[THE TASK]
Every line below that mentions the word "from" should be copied out.

[DATA SHOWN]
+ + + + + + +

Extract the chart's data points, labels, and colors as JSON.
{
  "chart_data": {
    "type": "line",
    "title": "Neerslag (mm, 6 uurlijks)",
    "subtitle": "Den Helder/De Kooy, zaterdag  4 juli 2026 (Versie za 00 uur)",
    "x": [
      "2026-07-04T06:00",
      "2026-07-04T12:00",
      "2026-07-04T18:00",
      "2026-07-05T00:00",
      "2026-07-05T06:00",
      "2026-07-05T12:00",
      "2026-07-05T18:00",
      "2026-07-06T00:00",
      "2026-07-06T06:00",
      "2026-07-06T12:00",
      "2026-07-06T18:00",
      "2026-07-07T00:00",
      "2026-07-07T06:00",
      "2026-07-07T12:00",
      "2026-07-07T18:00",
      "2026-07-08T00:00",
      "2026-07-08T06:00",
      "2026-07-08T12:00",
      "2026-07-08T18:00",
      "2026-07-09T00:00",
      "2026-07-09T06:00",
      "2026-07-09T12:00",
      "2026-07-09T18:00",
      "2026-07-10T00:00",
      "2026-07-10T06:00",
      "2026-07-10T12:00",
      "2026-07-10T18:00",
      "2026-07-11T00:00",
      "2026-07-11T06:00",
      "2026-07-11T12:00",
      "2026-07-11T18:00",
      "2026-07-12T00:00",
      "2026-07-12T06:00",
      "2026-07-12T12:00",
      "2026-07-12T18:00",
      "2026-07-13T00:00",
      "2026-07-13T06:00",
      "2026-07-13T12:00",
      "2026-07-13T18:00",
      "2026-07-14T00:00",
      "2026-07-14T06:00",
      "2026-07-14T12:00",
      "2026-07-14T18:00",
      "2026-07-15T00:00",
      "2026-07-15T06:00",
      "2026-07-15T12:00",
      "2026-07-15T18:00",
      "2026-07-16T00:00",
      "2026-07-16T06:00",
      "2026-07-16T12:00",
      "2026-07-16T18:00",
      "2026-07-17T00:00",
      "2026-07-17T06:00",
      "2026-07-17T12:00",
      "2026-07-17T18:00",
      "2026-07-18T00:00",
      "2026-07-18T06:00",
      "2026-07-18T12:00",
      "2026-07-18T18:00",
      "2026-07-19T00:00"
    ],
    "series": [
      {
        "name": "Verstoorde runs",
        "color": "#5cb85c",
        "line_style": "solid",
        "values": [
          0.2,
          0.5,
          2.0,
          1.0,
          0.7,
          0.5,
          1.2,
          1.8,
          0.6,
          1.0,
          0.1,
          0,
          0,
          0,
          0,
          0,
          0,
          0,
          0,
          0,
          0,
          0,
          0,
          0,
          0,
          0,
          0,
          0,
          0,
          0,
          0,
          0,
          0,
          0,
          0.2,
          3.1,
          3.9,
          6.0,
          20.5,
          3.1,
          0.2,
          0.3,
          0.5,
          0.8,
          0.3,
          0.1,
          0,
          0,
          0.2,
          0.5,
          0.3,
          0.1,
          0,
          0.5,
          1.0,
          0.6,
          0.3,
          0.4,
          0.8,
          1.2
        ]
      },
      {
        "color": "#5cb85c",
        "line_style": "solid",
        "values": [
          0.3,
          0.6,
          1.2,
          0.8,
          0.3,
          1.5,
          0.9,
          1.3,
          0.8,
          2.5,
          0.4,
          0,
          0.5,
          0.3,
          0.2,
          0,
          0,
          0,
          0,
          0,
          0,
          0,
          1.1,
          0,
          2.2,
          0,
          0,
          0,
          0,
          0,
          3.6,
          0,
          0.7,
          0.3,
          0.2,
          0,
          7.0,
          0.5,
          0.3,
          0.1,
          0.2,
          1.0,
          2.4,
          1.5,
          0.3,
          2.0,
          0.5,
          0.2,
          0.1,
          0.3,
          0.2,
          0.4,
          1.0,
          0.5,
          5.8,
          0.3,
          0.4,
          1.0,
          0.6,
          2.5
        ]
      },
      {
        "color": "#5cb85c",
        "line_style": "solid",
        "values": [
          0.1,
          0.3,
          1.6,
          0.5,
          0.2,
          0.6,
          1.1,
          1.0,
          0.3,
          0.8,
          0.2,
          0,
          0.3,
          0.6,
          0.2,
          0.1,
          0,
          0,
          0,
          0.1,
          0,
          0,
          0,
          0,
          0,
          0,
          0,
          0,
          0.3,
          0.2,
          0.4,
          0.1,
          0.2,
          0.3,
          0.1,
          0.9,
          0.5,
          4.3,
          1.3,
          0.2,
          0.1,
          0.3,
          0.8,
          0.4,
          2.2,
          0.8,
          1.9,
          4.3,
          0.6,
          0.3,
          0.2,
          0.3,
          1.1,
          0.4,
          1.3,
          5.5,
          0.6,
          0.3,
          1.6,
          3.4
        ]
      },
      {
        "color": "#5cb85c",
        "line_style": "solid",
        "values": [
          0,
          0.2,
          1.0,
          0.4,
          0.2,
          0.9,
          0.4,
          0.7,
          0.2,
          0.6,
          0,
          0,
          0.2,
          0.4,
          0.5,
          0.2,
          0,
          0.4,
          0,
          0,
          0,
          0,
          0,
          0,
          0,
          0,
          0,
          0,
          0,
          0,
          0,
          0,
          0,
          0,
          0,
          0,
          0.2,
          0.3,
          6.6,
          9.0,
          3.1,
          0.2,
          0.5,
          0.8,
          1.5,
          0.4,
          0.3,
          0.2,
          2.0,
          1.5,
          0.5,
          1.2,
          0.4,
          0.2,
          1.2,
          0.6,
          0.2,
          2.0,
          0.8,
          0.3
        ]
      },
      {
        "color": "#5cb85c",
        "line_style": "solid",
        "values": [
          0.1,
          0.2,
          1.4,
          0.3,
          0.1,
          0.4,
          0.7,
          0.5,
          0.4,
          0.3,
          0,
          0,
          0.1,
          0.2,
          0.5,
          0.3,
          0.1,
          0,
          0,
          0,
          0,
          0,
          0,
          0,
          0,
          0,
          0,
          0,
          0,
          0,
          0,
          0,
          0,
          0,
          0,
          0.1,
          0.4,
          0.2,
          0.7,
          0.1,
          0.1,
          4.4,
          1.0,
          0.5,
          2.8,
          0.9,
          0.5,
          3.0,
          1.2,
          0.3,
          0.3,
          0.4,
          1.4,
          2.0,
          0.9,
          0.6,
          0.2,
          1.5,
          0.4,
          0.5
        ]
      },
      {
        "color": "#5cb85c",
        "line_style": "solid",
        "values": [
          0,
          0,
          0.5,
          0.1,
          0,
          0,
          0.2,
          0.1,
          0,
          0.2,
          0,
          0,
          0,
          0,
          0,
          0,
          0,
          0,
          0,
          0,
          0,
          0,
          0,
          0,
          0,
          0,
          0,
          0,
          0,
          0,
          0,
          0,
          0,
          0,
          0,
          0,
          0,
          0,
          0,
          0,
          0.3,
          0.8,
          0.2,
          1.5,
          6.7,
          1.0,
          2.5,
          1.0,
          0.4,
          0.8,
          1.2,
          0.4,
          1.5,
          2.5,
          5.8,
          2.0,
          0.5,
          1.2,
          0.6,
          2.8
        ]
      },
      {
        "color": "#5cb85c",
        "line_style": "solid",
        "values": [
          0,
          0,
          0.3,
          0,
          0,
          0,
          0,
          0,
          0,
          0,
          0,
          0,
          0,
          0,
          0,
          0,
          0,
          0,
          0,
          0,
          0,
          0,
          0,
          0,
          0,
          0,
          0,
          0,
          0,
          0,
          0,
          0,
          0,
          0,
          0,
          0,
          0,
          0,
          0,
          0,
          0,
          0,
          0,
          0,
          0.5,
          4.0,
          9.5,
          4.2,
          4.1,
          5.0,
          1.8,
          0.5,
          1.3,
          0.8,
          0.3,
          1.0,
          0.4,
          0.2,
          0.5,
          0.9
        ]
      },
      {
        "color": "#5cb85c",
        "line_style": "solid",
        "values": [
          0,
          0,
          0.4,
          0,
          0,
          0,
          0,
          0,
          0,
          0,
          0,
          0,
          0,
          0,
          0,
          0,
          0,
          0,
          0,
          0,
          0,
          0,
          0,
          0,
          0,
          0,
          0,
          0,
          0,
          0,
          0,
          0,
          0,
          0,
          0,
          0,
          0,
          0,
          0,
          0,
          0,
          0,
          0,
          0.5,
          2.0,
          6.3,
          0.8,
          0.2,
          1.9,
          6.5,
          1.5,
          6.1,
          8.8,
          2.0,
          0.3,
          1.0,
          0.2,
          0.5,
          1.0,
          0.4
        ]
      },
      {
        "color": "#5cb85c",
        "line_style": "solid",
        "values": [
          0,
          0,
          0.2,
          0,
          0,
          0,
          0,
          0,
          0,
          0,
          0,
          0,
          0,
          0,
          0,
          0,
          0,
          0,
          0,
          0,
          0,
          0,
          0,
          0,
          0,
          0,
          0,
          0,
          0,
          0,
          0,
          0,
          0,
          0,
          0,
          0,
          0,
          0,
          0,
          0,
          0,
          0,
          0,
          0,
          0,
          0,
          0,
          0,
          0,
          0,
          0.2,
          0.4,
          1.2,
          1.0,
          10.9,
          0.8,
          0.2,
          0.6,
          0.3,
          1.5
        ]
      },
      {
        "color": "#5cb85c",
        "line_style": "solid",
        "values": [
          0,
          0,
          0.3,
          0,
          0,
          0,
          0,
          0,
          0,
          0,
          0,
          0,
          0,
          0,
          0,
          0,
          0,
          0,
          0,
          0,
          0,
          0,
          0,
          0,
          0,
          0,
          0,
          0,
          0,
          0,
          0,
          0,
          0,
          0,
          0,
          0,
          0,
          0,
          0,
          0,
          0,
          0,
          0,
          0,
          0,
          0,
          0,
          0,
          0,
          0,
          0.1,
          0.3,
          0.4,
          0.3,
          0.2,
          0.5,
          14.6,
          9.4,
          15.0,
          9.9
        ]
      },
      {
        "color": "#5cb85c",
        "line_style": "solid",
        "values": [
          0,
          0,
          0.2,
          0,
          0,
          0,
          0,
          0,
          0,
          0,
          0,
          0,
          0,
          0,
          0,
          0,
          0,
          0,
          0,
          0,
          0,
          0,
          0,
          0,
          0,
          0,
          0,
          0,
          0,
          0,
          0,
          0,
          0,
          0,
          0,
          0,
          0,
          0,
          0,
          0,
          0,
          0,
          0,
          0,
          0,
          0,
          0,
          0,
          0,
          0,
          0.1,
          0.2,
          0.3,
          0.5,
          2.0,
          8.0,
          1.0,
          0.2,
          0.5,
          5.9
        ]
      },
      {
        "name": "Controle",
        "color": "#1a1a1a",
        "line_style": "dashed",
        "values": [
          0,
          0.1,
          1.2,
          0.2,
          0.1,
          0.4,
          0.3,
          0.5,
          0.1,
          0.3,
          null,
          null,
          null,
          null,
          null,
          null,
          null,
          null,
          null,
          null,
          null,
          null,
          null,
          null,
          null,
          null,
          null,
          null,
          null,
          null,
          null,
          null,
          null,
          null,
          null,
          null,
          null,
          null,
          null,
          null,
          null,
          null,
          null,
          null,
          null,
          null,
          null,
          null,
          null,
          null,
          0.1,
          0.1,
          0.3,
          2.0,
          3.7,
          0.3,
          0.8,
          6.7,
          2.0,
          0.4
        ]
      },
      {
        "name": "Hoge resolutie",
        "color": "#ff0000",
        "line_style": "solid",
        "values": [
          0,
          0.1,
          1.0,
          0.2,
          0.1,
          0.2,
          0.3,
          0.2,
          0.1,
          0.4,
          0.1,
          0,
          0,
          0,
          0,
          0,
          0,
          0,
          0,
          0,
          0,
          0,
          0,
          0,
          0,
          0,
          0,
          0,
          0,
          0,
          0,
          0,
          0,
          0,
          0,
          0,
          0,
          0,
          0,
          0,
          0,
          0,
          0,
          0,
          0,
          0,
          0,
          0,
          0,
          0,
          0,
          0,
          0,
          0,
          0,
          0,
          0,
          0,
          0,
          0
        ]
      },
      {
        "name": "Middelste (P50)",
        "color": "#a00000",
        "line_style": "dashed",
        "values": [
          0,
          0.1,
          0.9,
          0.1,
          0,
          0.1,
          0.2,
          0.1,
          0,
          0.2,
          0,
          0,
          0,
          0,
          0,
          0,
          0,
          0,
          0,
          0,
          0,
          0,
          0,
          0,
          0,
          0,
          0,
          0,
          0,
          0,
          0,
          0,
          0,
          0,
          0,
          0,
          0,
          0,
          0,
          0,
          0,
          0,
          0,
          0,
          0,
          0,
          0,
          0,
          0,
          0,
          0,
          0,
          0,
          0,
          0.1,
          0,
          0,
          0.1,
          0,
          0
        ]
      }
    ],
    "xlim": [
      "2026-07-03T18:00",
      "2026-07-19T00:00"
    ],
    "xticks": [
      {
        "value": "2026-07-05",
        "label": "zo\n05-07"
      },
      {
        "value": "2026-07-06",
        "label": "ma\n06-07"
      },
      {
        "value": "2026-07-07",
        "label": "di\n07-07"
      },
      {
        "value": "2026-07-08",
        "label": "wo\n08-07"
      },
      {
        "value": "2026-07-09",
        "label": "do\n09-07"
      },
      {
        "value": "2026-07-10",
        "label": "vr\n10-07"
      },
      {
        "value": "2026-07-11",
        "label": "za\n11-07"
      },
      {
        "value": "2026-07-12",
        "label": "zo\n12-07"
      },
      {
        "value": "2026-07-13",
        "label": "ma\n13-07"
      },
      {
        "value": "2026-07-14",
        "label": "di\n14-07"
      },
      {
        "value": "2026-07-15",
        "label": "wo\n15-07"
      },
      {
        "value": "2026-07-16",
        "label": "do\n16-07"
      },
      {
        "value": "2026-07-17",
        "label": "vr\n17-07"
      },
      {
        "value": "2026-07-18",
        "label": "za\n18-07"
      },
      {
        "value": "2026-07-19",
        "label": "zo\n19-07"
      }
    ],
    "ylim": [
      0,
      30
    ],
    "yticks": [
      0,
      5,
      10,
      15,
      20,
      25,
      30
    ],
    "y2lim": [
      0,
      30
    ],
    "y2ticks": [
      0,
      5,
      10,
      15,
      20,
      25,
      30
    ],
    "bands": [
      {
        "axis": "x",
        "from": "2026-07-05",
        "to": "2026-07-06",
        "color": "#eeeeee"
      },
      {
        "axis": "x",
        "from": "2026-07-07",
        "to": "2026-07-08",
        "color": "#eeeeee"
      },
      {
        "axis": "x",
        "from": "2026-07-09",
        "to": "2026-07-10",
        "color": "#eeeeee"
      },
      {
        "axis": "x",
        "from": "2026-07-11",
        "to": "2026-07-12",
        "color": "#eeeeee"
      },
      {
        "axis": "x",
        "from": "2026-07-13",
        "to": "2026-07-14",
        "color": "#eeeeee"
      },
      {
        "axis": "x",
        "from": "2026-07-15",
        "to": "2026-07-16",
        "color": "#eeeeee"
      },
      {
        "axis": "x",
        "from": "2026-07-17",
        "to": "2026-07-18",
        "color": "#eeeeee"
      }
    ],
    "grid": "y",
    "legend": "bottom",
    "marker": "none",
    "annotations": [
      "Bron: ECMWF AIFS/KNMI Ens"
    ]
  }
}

+ + + + + + +

[TASK OUTPUT]
        "from": "2026-07-05",
        "from": "2026-07-07",
        "from": "2026-07-09",
        "from": "2026-07-11",
        "from": "2026-07-13",
        "from": "2026-07-15",
        "from": "2026-07-17",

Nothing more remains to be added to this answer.